## Records for the task
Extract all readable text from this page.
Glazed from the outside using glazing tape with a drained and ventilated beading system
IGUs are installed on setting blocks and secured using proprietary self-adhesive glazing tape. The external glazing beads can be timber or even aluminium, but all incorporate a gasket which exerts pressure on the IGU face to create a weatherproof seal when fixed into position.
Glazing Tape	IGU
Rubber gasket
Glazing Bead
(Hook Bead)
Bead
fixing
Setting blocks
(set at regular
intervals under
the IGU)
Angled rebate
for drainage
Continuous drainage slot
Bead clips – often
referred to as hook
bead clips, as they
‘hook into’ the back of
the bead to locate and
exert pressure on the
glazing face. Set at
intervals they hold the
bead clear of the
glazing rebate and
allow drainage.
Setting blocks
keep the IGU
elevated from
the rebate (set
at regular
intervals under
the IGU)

## Work to do
Take every line above carrying "gasket" and return it.

## Result of the exercise
IGUs are installed on setting blocks and secured using proprietary self-adhesive glazing tape. The external glazing beads can be timber or even aluminium, but all incorporate a gasket which exerts pressure on the IGU face to create a weatherproof seal when fixed into position.
Rubber gasket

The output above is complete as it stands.